* **BRIEF**
In your copy, include every line of the listing below exactly but none of the pictures.

* **MATERIAL SUPPLIED**
::::::::

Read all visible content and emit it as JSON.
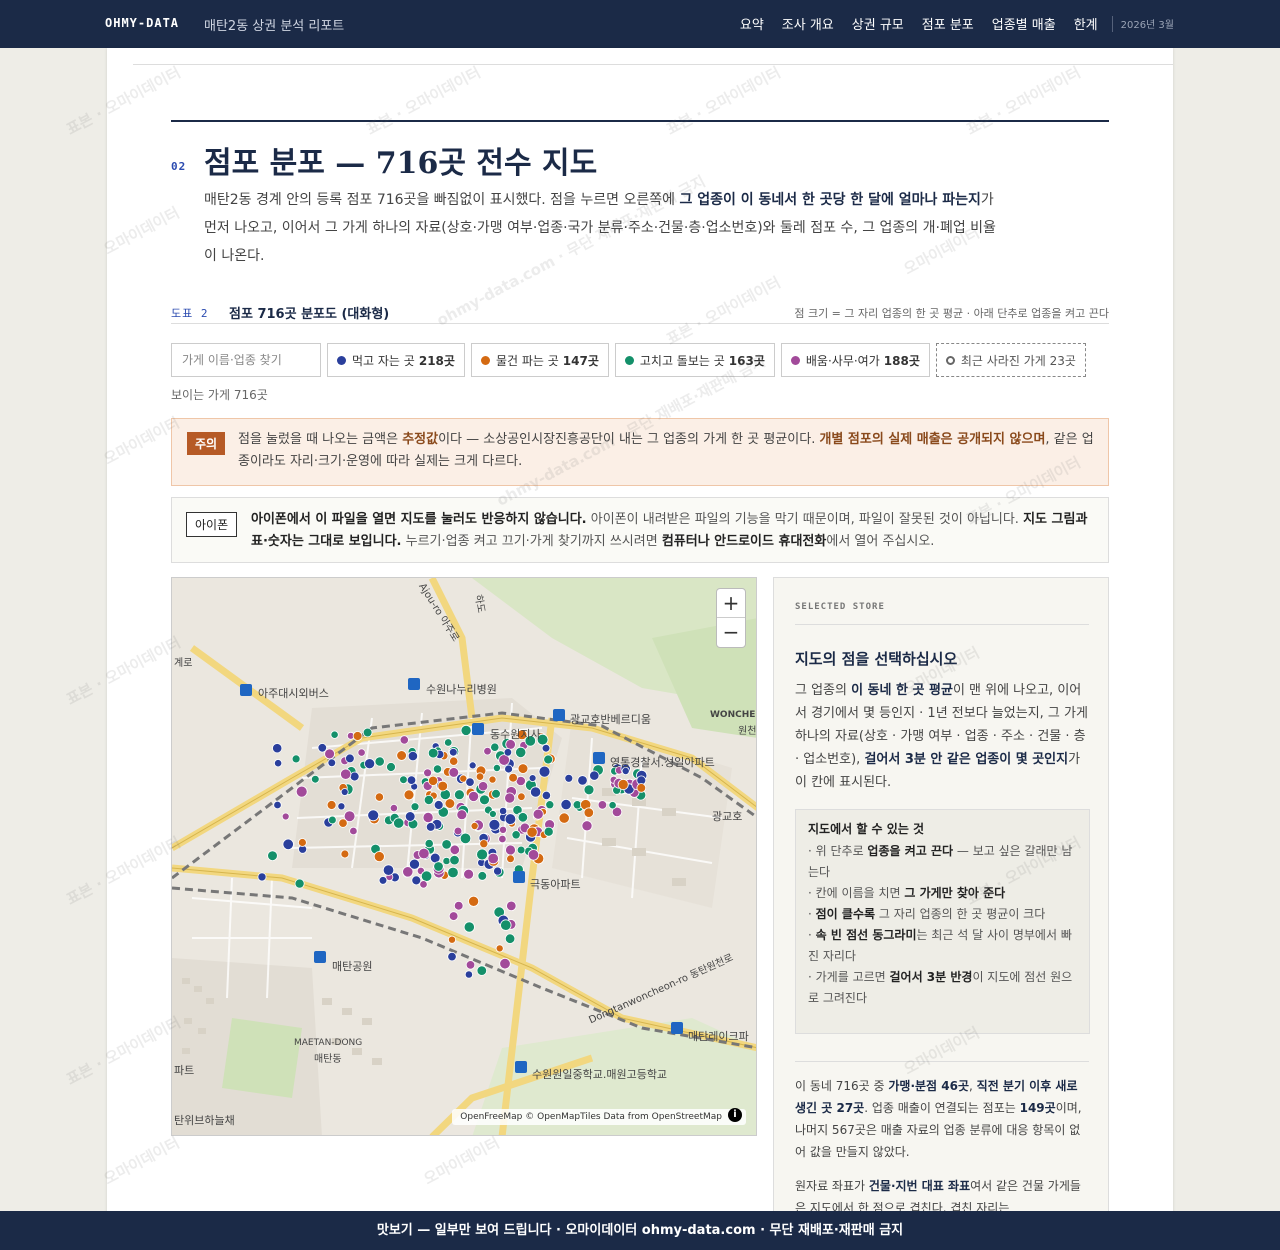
{
  "header": {
    "brand": "OHMY-DATA",
    "subtitle": "매탄2동 상권 분석 리포트",
    "nav": [
      "요약",
      "조사 개요",
      "상권 규모",
      "점포 분포",
      "업종별 매출",
      "한계"
    ],
    "date": "2026년 3월"
  },
  "section": {
    "number": "02",
    "title": "점포 분포 — 716곳 전수 지도",
    "intro_a": "매탄2동 경계 안의 등록 점포 716곳을 빠짐없이 표시했다. 점을 누르면 오른쪽에 ",
    "intro_b": "그 업종이 이 동네서 한 곳당 한 달에 얼마나 파는지",
    "intro_c": "가 먼저 나오고, 이어서 그 가게 하나의 자료(상호·가맹 여부·업종·국가 분류·주소·건물·층·업소번호)와 둘레 점포 수, 그 업종의 개·폐업 비율이 나온다."
  },
  "figure": {
    "label": "도표 2",
    "title": "점포 716곳 분포도 (대화형)",
    "note": "점 크기 = 그 자리 업종의 한 곳 평균 · 아래 단추로 업종을 켜고 끈다"
  },
  "filters": {
    "search_placeholder": "가게 이름·업종 찾기",
    "chips": [
      {
        "label": "먹고 자는 곳",
        "count": "218곳",
        "color": "#2a3f9c"
      },
      {
        "label": "물건 파는 곳",
        "count": "147곳",
        "color": "#d46a12"
      },
      {
        "label": "고치고 돌보는 곳",
        "count": "163곳",
        "color": "#14906a"
      },
      {
        "label": "배움·사무·여가",
        "count": "188곳",
        "color": "#a24a9a"
      }
    ],
    "closed_label": "최근 사라진 가게 23곳",
    "visible_count": "보이는 가게 716곳"
  },
  "warning": {
    "tag": "주의",
    "text_a": "점을 눌렀을 때 나오는 금액은 ",
    "text_b": "추정값",
    "text_c": "이다 — 소상공인시장진흥공단이 내는 그 업종의 가게 한 곳 평균이다. ",
    "text_d": "개별 점포의 실제 매출은 공개되지 않으며",
    "text_e": ", 같은 업종이라도 자리·크기·운영에 따라 실제는 크게 다르다."
  },
  "iphone": {
    "tag": "아이폰",
    "text_a": "아이폰에서 이 파일을 열면 지도를 눌러도 반응하지 않습니다.",
    "text_b": " 아이폰이 내려받은 파일의 기능을 막기 때문이며, 파일이 잘못된 것이 아닙니다. ",
    "text_c": "지도 그림과 표·숫자는 그대로 보입니다.",
    "text_d": " 누르기·업종 켜고 끄기·가게 찾기까지 쓰시려면 ",
    "text_e": "컴퓨터나 안드로이드 휴대전화",
    "text_f": "에서 열어 주십시오."
  },
  "map": {
    "zoom_in": "+",
    "zoom_out": "−",
    "attribution": "OpenFreeMap © OpenMapTiles Data from OpenStreetMap",
    "info": "i",
    "labels": {
      "l1": "아주대시외버스",
      "l2": "수원나누리병원",
      "l3": "광교호반베르디움",
      "l4": "동수원지사",
      "l5": "영통경찰서.성일아파트",
      "l6": "광교호",
      "l7": "극동아파트",
      "l8": "매탄공원",
      "l9": "MAETAN-DONG",
      "l10": "매탄동",
      "l11": "매탄레이크파",
      "l12": "수원원일중학교.매원고등학교",
      "l13": "파트",
      "l14": "탄위브하늘채",
      "l15": "WONCHE",
      "l16": "원천",
      "l17": "Dongtanwoncheon-ro 동탄원천로",
      "l18": "Ajou-ro 아주로",
      "l19": "하도",
      "l20": "계로"
    }
  },
  "panel": {
    "kicker": "SELECTED STORE",
    "title": "지도의 점을 선택하십시오",
    "desc_a": "그 업종의 ",
    "desc_b": "이 동네 한 곳 평균",
    "desc_c": "이 맨 위에 나오고, 이어서 경기에서 몇 등인지 · 1년 전보다 늘었는지, 그 가게 하나의 자료(상호 · 가맹 여부 · 업종 · 주소 · 건물 · 층 · 업소번호), ",
    "desc_d": "걸어서 3분 안 같은 업종이 몇 곳인지",
    "desc_e": "가 이 칸에 표시된다.",
    "howto_title": "지도에서 할 수 있는 것",
    "howto_1a": "· 위 단추로 ",
    "howto_1b": "업종을 켜고 끈다",
    "howto_1c": " — 보고 싶은 갈래만 남는다",
    "howto_2a": "· 칸에 이름을 치면 ",
    "howto_2b": "그 가게만 찾아 준다",
    "howto_3a": "· ",
    "howto_3b": "점이 클수록",
    "howto_3c": " 그 자리 업종의 한 곳 평균이 크다",
    "howto_4a": "· ",
    "howto_4b": "속 빈 점선 동그라미",
    "howto_4c": "는 최근 석 달 사이 명부에서 빠진 자리다",
    "howto_5a": "· 가게를 고르면 ",
    "howto_5b": "걸어서 3분 반경",
    "howto_5c": "이 지도에 점선 원으로 그려진다",
    "stats_a": "이 동네 716곳 중 ",
    "stats_b": "가맹·분점 46곳",
    "stats_c": ", ",
    "stats_d": "직전 분기 이후 새로 생긴 곳 27곳",
    "stats_e": ". 업종 매출이 연결되는 점포는 ",
    "stats_f": "149곳",
    "stats_g": "이며, 나머지 567곳은 매출 자료의 업종 분류에 대응 항목이 없어 값을 만들지 않았다.",
    "coord_a": "원자료 좌표가 ",
    "coord_b": "건물·지번 대표 좌표",
    "coord_c": "여서 같은 건물 가게들은 지도에서 한 점으로 겹친다. 겹친 자리는"
  },
  "footer": {
    "text": "맛보기 — 일부만 보여 드립니다 · 오마이데이터 ohmy-data.com · 무단 재배포·재판매 금지"
  },
  "watermark": {
    "a": "표본 · 오마이데이터",
    "b": "ohmy-data.com · 무단 재배포·재판매 금지",
    "c": "오마이데이터"
  }
}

::::::::

* **PROBLEM SOLUTION**
Read all visible content and emit it as JSON.
{
  "header": {
    "brand": "OHMY-DATA",
    "subtitle": "매탄2동 상권 분석 리포트",
    "nav": [
      "요약",
      "조사 개요",
      "상권 규모",
      "점포 분포",
      "업종별 매출",
      "한계"
    ],
    "date": "2026년 3월"
  },
  "section": {
    "number": "02",
    "title": "점포 분포 — 716곳 전수 지도",
    "intro_a": "매탄2동 경계 안의 등록 점포 716곳을 빠짐없이 표시했다. 점을 누르면 오른쪽에 ",
    "intro_b": "그 업종이 이 동네서 한 곳당 한 달에 얼마나 파는지",
    "intro_c": "가 먼저 나오고, 이어서 그 가게 하나의 자료(상호·가맹 여부·업종·국가 분류·주소·건물·층·업소번호)와 둘레 점포 수, 그 업종의 개·폐업 비율이 나온다."
  },
  "figure": {
    "label": "도표 2",
    "title": "점포 716곳 분포도 (대화형)",
    "note": "점 크기 = 그 자리 업종의 한 곳 평균 · 아래 단추로 업종을 켜고 끈다"
  },
  "filters": {
    "search_placeholder": "가게 이름·업종 찾기",
    "chips": [
      {
        "label": "먹고 자는 곳",
        "count": "218곳",
        "color": "#2a3f9c"
      },
      {
        "label": "물건 파는 곳",
        "count": "147곳",
        "color": "#d46a12"
      },
      {
        "label": "고치고 돌보는 곳",
        "count": "163곳",
        "color": "#14906a"
      },
      {
        "label": "배움·사무·여가",
        "count": "188곳",
        "color": "#a24a9a"
      }
    ],
    "closed_label": "최근 사라진 가게 23곳",
    "visible_count": "보이는 가게 716곳"
  },
  "warning": {
    "tag": "주의",
    "text_a": "점을 눌렀을 때 나오는 금액은 ",
    "text_b": "추정값",
    "text_c": "이다 — 소상공인시장진흥공단이 내는 그 업종의 가게 한 곳 평균이다. ",
    "text_d": "개별 점포의 실제 매출은 공개되지 않으며",
    "text_e": ", 같은 업종이라도 자리·크기·운영에 따라 실제는 크게 다르다."
  },
  "iphone": {
    "tag": "아이폰",
    "text_a": "아이폰에서 이 파일을 열면 지도를 눌러도 반응하지 않습니다.",
    "text_b": " 아이폰이 내려받은 파일의 기능을 막기 때문이며, 파일이 잘못된 것이 아닙니다. ",
    "text_c": "지도 그림과 표·숫자는 그대로 보입니다.",
    "text_d": " 누르기·업종 켜고 끄기·가게 찾기까지 쓰시려면 ",
    "text_e": "컴퓨터나 안드로이드 휴대전화",
    "text_f": "에서 열어 주십시오."
  },
  "map": {
    "zoom_in": "+",
    "zoom_out": "−",
    "attribution": "OpenFreeMap © OpenMapTiles Data from OpenStreetMap",
    "info": "i",
    "labels": {
      "l1": "아주대시외버스",
      "l2": "수원나누리병원",
      "l3": "광교호반베르디움",
      "l4": "동수원지사",
      "l5": "영통경찰서.성일아파트",
      "l6": "광교호",
      "l7": "극동아파트",
      "l8": "매탄공원",
      "l9": "MAETAN-DONG",
      "l10": "매탄동",
      "l11": "매탄레이크파",
      "l12": "수원원일중학교.매원고등학교",
      "l13": "파트",
      "l14": "탄위브하늘채",
      "l15": "WONCHE",
      "l16": "원천",
      "l17": "Dongtanwoncheon-ro 동탄원천로",
      "l18": "Ajou-ro 아주로",
      "l19": "하도",
      "l20": "계로"
    }
  },
  "panel": {
    "kicker": "SELECTED STORE",
    "title": "지도의 점을 선택하십시오",
    "desc_a": "그 업종의 ",
    "desc_b": "이 동네 한 곳 평균",
    "desc_c": "이 맨 위에 나오고, 이어서 경기에서 몇 등인지 · 1년 전보다 늘었는지, 그 가게 하나의 자료(상호 · 가맹 여부 · 업종 · 주소 · 건물 · 층 · 업소번호), ",
    "desc_d": "걸어서 3분 안 같은 업종이 몇 곳인지",
    "desc_e": "가 이 칸에 표시된다.",
    "howto_title": "지도에서 할 수 있는 것",
    "howto_1a": "· 위 단추로 ",
    "howto_1b": "업종을 켜고 끈다",
    "howto_1c": " — 보고 싶은 갈래만 남는다",
    "howto_2a": "· 칸에 이름을 치면 ",
    "howto_2b": "그 가게만 찾아 준다",
    "howto_3a": "· ",
    "howto_3b": "점이 클수록",
    "howto_3c": " 그 자리 업종의 한 곳 평균이 크다",
    "howto_4a": "· ",
    "howto_4b": "속 빈 점선 동그라미",
    "howto_4c": "는 최근 석 달 사이 명부에서 빠진 자리다",
    "howto_5a": "· 가게를 고르면 ",
    "howto_5b": "걸어서 3분 반경",
    "howto_5c": "이 지도에 점선 원으로 그려진다",
    "stats_a": "이 동네 716곳 중 ",
    "stats_b": "가맹·분점 46곳",
    "stats_c": ", ",
    "stats_d": "직전 분기 이후 새로 생긴 곳 27곳",
    "stats_e": ". 업종 매출이 연결되는 점포는 ",
    "stats_f": "149곳",
    "stats_g": "이며, 나머지 567곳은 매출 자료의 업종 분류에 대응 항목이 없어 값을 만들지 않았다.",
    "coord_a": "원자료 좌표가 ",
    "coord_b": "건물·지번 대표 좌표",
    "coord_c": "여서 같은 건물 가게들은 지도에서 한 점으로 겹친다. 겹친 자리는"
  },
  "footer": {
    "text": "맛보기 — 일부만 보여 드립니다 · 오마이데이터 ohmy-data.com · 무단 재배포·재판매 금지"
  },
  "watermark": {
    "a": "표본 · 오마이데이터",
    "b": "ohmy-data.com · 무단 재배포·재판매 금지",
    "c": "오마이데이터"
  }
}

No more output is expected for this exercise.